TASK PROMPT - Count the lines below that contain the word "ruler", and reply with that number alone.
─── ROWS
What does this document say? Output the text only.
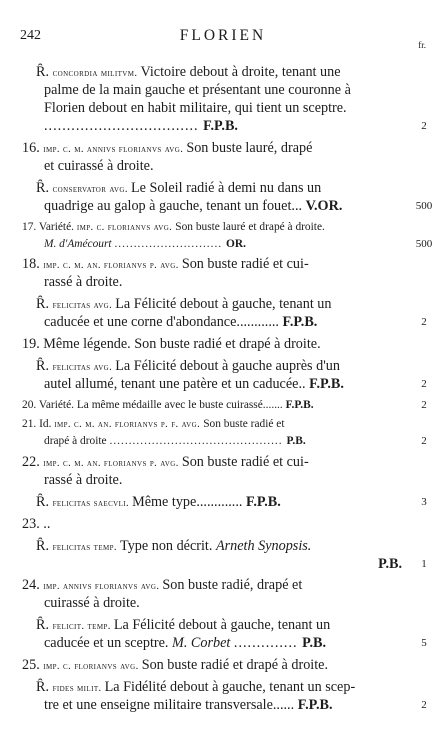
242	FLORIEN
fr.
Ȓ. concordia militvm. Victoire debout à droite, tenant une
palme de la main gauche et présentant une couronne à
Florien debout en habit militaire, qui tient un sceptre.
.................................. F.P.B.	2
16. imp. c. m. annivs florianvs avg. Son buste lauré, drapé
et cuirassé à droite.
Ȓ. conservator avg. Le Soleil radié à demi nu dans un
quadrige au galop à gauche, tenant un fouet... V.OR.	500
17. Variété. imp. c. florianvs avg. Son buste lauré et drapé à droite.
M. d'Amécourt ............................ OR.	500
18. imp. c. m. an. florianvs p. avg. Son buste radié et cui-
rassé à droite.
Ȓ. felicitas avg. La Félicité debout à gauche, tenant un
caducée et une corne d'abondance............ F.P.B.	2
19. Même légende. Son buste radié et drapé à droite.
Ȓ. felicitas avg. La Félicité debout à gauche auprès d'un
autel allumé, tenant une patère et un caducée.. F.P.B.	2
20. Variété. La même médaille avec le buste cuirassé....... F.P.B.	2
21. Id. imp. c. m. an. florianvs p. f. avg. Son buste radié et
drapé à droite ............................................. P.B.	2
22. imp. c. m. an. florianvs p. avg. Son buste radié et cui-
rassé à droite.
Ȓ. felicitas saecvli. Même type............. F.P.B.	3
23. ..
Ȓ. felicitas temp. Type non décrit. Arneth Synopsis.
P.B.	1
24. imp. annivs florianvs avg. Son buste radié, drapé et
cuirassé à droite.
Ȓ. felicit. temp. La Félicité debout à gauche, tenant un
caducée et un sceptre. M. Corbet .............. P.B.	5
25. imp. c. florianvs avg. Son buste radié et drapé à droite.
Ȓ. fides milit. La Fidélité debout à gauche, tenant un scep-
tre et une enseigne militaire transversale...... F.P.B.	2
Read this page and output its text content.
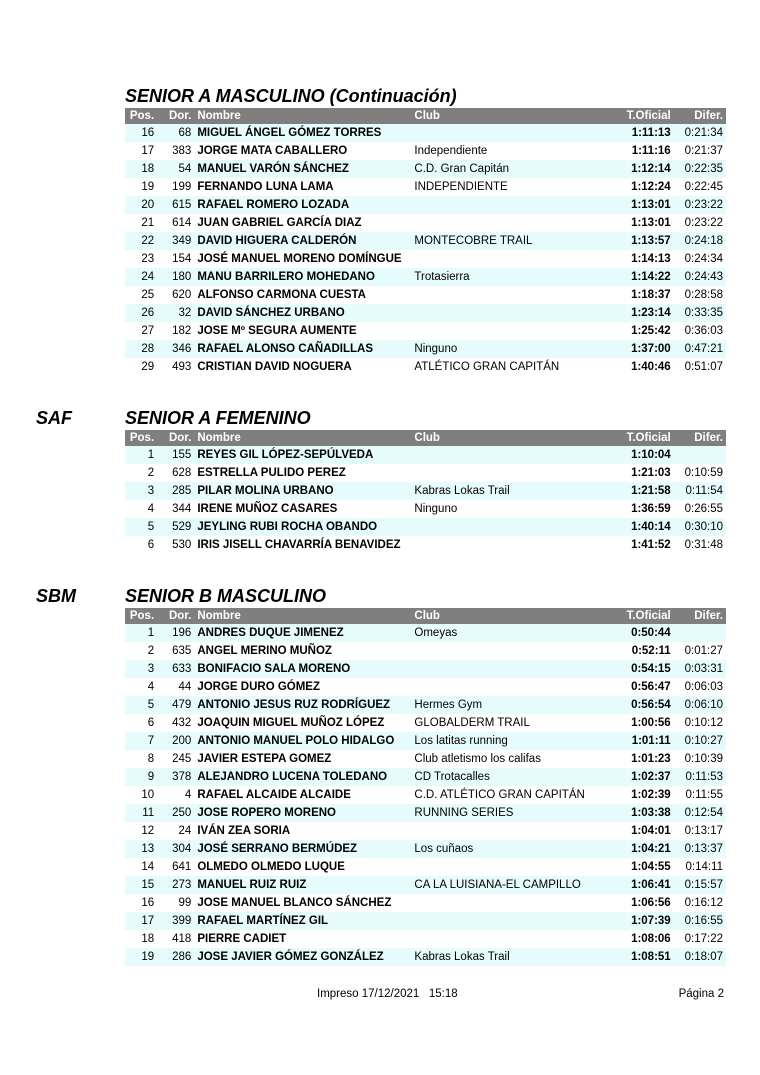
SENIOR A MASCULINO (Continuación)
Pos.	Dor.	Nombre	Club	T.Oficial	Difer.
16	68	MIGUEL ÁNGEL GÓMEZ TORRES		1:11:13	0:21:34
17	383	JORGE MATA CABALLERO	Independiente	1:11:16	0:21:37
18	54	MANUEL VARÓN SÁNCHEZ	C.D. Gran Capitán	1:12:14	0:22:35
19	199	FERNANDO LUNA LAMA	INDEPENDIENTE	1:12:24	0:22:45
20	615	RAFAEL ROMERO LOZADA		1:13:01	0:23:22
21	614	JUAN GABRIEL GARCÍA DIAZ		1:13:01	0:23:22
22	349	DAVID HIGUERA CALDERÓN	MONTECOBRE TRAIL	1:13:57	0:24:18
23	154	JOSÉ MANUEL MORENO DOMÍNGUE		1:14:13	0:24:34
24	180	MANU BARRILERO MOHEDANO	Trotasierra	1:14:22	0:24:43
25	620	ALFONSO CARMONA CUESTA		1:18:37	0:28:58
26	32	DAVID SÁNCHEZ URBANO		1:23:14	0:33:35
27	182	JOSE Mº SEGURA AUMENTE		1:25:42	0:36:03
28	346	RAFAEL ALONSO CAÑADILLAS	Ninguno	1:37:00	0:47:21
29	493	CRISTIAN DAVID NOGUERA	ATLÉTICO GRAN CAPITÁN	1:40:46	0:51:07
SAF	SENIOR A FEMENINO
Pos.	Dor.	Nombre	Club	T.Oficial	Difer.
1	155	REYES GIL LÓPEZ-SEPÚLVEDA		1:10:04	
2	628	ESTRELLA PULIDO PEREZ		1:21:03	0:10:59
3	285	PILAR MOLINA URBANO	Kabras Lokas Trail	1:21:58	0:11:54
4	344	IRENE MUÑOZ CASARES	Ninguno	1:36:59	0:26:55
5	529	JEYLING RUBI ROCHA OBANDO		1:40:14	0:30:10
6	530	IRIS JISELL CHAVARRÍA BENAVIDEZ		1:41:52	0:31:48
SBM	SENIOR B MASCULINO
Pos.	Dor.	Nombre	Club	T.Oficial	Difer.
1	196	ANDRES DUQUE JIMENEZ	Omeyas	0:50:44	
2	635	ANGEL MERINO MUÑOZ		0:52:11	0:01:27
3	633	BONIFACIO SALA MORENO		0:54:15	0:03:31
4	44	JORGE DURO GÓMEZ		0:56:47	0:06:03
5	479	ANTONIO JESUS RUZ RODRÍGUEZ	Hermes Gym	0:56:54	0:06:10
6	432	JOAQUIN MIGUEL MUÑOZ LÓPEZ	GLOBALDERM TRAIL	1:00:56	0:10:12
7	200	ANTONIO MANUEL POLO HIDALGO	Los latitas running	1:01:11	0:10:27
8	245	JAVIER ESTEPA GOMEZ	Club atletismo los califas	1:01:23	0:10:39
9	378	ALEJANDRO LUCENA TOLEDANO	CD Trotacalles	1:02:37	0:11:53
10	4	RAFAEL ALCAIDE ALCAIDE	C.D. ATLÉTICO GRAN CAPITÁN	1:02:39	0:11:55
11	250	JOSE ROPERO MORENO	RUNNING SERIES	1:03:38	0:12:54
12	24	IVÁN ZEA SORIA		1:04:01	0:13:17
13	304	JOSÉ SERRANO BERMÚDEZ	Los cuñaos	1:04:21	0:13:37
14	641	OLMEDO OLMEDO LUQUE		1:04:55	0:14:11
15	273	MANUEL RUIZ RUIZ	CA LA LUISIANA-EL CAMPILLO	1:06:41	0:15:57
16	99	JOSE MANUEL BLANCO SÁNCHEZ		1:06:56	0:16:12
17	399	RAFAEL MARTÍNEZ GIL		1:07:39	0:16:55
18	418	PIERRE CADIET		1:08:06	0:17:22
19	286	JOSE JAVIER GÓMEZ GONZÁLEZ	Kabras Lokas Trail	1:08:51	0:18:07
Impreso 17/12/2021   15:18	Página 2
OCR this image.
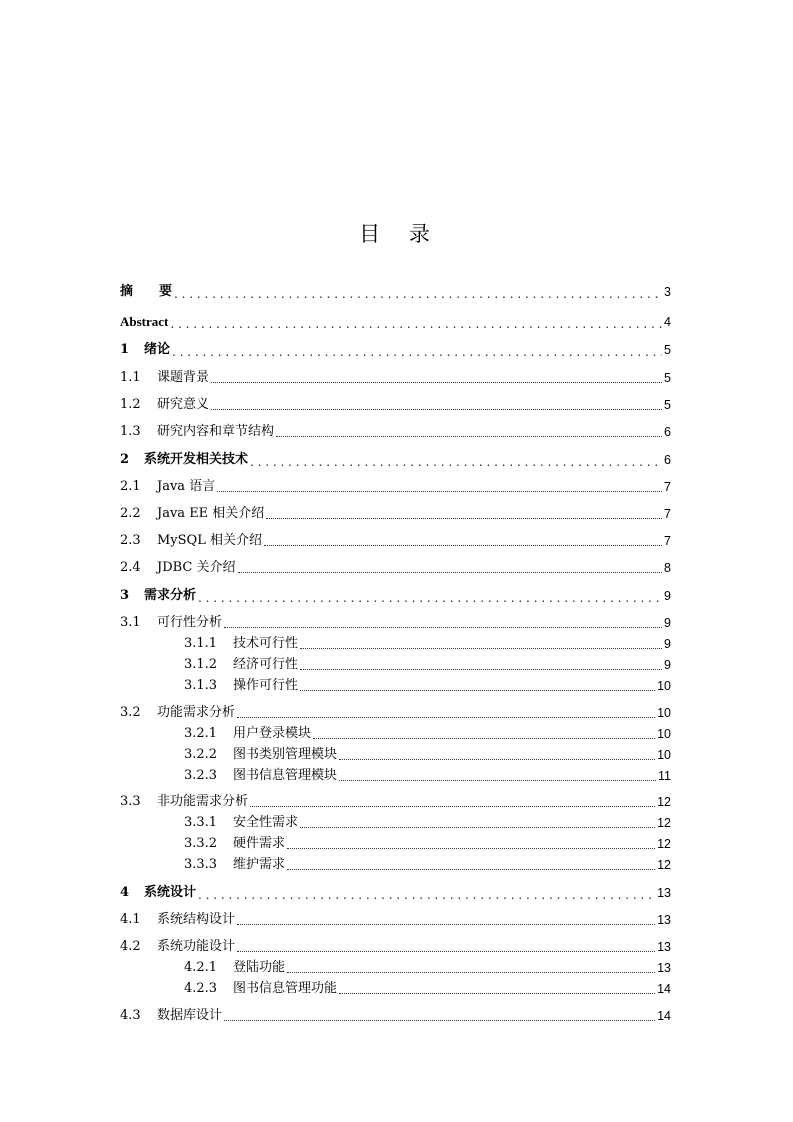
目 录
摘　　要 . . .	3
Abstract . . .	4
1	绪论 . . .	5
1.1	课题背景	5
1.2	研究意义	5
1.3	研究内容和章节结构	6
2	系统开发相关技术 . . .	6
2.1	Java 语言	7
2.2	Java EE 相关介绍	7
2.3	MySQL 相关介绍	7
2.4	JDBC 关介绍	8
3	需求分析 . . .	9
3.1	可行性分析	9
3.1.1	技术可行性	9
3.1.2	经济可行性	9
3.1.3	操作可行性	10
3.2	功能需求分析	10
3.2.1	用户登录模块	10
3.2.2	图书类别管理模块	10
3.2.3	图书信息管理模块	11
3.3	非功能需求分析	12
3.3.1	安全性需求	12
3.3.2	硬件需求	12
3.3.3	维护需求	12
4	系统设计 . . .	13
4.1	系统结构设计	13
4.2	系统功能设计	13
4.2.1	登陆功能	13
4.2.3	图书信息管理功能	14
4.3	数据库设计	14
──────
─── ROWS
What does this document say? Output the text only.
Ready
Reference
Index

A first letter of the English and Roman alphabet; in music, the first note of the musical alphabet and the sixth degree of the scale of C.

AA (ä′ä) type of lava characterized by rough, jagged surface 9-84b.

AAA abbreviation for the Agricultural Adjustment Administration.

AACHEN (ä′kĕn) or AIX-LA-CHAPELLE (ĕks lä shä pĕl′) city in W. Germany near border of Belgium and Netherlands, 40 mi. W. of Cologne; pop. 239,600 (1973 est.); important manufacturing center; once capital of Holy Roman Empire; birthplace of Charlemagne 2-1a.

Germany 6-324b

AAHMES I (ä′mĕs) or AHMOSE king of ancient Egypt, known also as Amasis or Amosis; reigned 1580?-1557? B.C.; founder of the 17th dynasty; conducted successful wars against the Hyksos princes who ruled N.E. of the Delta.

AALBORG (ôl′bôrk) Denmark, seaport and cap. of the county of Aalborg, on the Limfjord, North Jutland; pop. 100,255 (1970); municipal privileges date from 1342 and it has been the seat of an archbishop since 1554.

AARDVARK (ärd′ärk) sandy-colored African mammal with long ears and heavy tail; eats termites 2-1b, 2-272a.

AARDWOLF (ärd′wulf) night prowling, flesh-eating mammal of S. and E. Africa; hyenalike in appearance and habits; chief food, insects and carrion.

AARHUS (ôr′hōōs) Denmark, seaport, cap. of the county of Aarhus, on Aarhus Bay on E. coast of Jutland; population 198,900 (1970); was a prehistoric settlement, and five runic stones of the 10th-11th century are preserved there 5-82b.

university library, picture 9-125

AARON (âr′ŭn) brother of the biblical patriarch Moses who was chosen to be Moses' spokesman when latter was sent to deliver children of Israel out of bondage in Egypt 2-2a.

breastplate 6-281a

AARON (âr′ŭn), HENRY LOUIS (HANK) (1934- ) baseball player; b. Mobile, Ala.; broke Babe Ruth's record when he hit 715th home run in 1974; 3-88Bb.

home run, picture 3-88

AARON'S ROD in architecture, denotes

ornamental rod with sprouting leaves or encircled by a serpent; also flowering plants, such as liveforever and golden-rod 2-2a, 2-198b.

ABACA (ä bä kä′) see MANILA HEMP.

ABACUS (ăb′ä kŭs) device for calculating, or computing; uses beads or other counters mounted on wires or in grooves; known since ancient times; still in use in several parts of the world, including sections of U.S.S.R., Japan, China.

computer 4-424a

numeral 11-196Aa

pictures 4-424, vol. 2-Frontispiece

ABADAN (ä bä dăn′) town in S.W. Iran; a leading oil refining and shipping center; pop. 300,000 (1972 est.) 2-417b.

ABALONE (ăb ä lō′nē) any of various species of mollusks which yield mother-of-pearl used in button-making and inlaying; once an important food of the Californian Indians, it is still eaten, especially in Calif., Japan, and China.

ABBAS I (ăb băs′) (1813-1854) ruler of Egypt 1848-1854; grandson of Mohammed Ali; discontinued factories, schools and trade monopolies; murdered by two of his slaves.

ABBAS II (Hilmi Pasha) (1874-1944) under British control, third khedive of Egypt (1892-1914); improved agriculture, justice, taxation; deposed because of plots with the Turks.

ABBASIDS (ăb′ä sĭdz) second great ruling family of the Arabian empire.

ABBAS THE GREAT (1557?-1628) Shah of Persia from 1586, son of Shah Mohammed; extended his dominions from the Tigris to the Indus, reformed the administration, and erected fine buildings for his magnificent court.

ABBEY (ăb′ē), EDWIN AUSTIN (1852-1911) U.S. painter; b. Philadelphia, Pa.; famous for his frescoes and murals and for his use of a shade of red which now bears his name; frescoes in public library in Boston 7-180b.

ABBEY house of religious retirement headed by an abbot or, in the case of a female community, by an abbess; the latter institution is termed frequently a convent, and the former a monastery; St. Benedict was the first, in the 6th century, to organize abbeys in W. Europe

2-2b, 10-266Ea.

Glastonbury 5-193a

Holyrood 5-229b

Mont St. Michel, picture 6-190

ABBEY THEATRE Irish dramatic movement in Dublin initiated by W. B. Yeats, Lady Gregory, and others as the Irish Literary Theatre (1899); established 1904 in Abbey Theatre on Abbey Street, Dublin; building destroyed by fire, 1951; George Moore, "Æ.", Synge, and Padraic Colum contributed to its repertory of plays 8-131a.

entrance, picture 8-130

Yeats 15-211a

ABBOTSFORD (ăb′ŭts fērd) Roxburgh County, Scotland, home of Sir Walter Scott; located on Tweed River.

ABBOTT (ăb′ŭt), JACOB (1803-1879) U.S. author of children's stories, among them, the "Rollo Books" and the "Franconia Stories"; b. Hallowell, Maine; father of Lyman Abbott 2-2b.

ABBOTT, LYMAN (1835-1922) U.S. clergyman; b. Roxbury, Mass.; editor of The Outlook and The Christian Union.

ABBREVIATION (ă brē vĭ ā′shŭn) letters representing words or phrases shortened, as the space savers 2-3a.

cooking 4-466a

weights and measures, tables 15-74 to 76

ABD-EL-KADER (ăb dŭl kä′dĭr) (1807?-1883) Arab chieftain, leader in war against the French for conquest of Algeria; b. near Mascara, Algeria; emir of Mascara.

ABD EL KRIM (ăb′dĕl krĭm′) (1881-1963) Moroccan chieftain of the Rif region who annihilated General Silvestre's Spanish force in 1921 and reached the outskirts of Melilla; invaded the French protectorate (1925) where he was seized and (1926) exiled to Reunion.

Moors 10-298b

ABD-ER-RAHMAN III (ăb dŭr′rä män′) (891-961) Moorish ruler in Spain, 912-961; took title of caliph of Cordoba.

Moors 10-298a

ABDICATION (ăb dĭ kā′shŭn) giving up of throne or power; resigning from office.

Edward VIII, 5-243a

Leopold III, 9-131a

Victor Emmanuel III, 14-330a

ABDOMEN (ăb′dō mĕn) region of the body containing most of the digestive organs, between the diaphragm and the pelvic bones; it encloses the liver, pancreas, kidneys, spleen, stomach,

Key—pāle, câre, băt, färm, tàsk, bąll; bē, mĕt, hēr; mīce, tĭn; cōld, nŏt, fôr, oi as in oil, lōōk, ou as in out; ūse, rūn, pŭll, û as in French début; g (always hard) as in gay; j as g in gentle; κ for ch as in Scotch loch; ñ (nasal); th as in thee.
──────
─── ROWS
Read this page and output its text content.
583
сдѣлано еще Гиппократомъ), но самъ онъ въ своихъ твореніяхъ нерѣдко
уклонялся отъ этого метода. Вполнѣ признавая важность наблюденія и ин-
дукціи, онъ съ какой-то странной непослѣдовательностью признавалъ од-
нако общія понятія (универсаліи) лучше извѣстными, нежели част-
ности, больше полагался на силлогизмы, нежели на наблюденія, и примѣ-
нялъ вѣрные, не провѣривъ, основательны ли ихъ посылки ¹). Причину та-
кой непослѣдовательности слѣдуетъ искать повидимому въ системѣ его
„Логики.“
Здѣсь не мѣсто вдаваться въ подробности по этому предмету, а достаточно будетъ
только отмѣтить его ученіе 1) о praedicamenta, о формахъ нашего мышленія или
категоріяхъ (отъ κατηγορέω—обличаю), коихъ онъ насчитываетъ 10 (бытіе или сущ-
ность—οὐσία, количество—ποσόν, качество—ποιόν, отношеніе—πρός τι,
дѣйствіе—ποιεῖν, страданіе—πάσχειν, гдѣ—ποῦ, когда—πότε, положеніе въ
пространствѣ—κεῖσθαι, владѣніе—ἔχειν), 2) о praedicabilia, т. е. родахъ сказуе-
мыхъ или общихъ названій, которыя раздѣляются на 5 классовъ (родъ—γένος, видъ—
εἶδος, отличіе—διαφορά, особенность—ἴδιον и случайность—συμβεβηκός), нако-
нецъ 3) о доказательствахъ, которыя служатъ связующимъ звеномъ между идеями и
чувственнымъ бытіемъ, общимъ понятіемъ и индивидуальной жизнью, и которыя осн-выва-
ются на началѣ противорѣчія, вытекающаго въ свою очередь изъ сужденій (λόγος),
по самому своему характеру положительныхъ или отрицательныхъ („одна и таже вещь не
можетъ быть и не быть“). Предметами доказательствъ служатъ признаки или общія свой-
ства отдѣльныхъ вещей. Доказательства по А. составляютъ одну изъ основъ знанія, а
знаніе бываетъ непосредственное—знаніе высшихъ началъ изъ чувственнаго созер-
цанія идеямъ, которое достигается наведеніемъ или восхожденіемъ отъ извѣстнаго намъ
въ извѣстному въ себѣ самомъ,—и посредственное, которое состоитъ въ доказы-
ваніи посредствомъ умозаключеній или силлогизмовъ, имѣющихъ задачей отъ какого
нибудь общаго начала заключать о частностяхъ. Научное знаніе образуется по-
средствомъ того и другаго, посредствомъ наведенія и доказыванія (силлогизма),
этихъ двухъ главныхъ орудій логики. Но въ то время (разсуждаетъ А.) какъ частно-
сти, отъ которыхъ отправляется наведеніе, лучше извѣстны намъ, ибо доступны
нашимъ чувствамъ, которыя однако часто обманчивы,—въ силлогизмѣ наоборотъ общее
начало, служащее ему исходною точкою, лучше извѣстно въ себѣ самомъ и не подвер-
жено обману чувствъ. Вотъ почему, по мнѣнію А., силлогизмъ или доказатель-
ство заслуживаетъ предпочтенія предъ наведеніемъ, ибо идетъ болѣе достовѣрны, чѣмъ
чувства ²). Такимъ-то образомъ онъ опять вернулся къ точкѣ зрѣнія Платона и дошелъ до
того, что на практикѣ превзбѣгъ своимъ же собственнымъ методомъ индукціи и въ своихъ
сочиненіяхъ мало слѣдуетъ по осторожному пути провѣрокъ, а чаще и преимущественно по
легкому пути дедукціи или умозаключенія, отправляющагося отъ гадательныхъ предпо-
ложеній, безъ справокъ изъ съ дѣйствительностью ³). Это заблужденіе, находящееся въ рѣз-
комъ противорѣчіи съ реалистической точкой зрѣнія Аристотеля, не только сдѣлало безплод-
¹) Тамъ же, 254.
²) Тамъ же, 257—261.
──────
EXERCISE RESULT - 2